Goal:
Images embedded in the records are excluded; print everything else exactly as given.

Data for the task:

====================

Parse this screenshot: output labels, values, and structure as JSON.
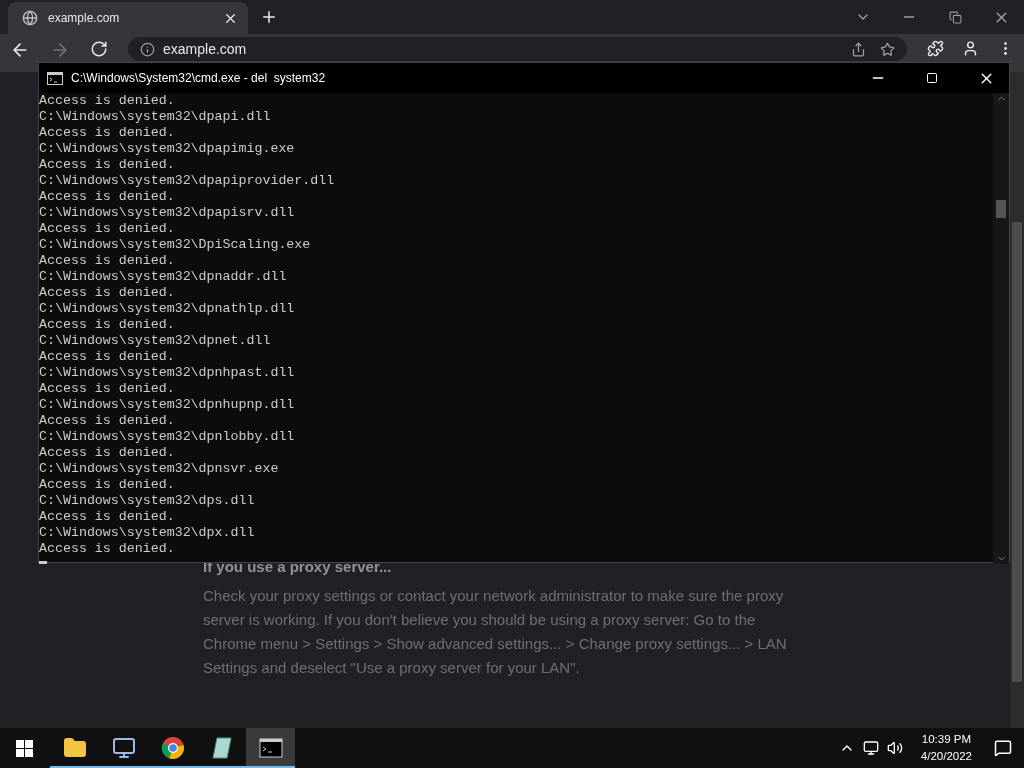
{
  "browser": {
    "tab": {
      "title": "example.com"
    },
    "window_controls": [
      {
        "kind": "dropdown"
      },
      {
        "kind": "minimize"
      },
      {
        "kind": "restore"
      },
      {
        "kind": "close"
      }
    ],
    "nav": [
      {
        "kind": "back",
        "disabled": false
      },
      {
        "kind": "forward",
        "disabled": true
      },
      {
        "kind": "reload",
        "disabled": false
      }
    ],
    "address": {
      "value": "example.com"
    },
    "page": {
      "heading": "If you use a proxy server...",
      "paragraph": "Check your proxy settings or contact your network administrator to make sure the proxy server is working. If you don't believe you should be using a proxy server: Go to the Chrome menu > Settings > Show advanced settings... > Change proxy settings... > LAN Settings and deselect \"Use a proxy server for your LAN\"."
    }
  },
  "console": {
    "title": "C:\\Windows\\System32\\cmd.exe - del  system32",
    "lines": [
      "Access is denied.",
      "C:\\Windows\\system32\\dpapi.dll",
      "Access is denied.",
      "C:\\Windows\\system32\\dpapimig.exe",
      "Access is denied.",
      "C:\\Windows\\system32\\dpapiprovider.dll",
      "Access is denied.",
      "C:\\Windows\\system32\\dpapisrv.dll",
      "Access is denied.",
      "C:\\Windows\\system32\\DpiScaling.exe",
      "Access is denied.",
      "C:\\Windows\\system32\\dpnaddr.dll",
      "Access is denied.",
      "C:\\Windows\\system32\\dpnathlp.dll",
      "Access is denied.",
      "C:\\Windows\\system32\\dpnet.dll",
      "Access is denied.",
      "C:\\Windows\\system32\\dpnhpast.dll",
      "Access is denied.",
      "C:\\Windows\\system32\\dpnhupnp.dll",
      "Access is denied.",
      "C:\\Windows\\system32\\dpnlobby.dll",
      "Access is denied.",
      "C:\\Windows\\system32\\dpnsvr.exe",
      "Access is denied.",
      "C:\\Windows\\system32\\dps.dll",
      "Access is denied.",
      "C:\\Windows\\system32\\dpx.dll",
      "Access is denied."
    ]
  },
  "taskbar": {
    "apps": [
      {
        "kind": "explorer",
        "selected": false
      },
      {
        "kind": "computer",
        "selected": false
      },
      {
        "kind": "chrome",
        "selected": false
      },
      {
        "kind": "notepad",
        "selected": false
      },
      {
        "kind": "terminal",
        "selected": true
      }
    ],
    "clock": {
      "time": "10:39 PM",
      "date": "4/20/2022"
    }
  }
}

====================

Final result:
Parse this screenshot: output labels, values, and structure as JSON.
{
  "browser": {
    "tab": {
      "title": "example.com"
    },
    "window_controls": [
      {
        "kind": "dropdown"
      },
      {
        "kind": "minimize"
      },
      {
        "kind": "restore"
      },
      {
        "kind": "close"
      }
    ],
    "nav": [
      {
        "kind": "back",
        "disabled": false
      },
      {
        "kind": "forward",
        "disabled": true
      },
      {
        "kind": "reload",
        "disabled": false
      }
    ],
    "address": {
      "value": "example.com"
    },
    "page": {
      "heading": "If you use a proxy server...",
      "paragraph": "Check your proxy settings or contact your network administrator to make sure the proxy server is working. If you don't believe you should be using a proxy server: Go to the Chrome menu > Settings > Show advanced settings... > Change proxy settings... > LAN Settings and deselect \"Use a proxy server for your LAN\"."
    }
  },
  "console": {
    "title": "C:\\Windows\\System32\\cmd.exe - del  system32",
    "lines": [
      "Access is denied.",
      "C:\\Windows\\system32\\dpapi.dll",
      "Access is denied.",
      "C:\\Windows\\system32\\dpapimig.exe",
      "Access is denied.",
      "C:\\Windows\\system32\\dpapiprovider.dll",
      "Access is denied.",
      "C:\\Windows\\system32\\dpapisrv.dll",
      "Access is denied.",
      "C:\\Windows\\system32\\DpiScaling.exe",
      "Access is denied.",
      "C:\\Windows\\system32\\dpnaddr.dll",
      "Access is denied.",
      "C:\\Windows\\system32\\dpnathlp.dll",
      "Access is denied.",
      "C:\\Windows\\system32\\dpnet.dll",
      "Access is denied.",
      "C:\\Windows\\system32\\dpnhpast.dll",
      "Access is denied.",
      "C:\\Windows\\system32\\dpnhupnp.dll",
      "Access is denied.",
      "C:\\Windows\\system32\\dpnlobby.dll",
      "Access is denied.",
      "C:\\Windows\\system32\\dpnsvr.exe",
      "Access is denied.",
      "C:\\Windows\\system32\\dps.dll",
      "Access is denied.",
      "C:\\Windows\\system32\\dpx.dll",
      "Access is denied."
    ]
  },
  "taskbar": {
    "apps": [
      {
        "kind": "explorer",
        "selected": false
      },
      {
        "kind": "computer",
        "selected": false
      },
      {
        "kind": "chrome",
        "selected": false
      },
      {
        "kind": "notepad",
        "selected": false
      },
      {
        "kind": "terminal",
        "selected": true
      }
    ],
    "clock": {
      "time": "10:39 PM",
      "date": "4/20/2022"
    }
  }
}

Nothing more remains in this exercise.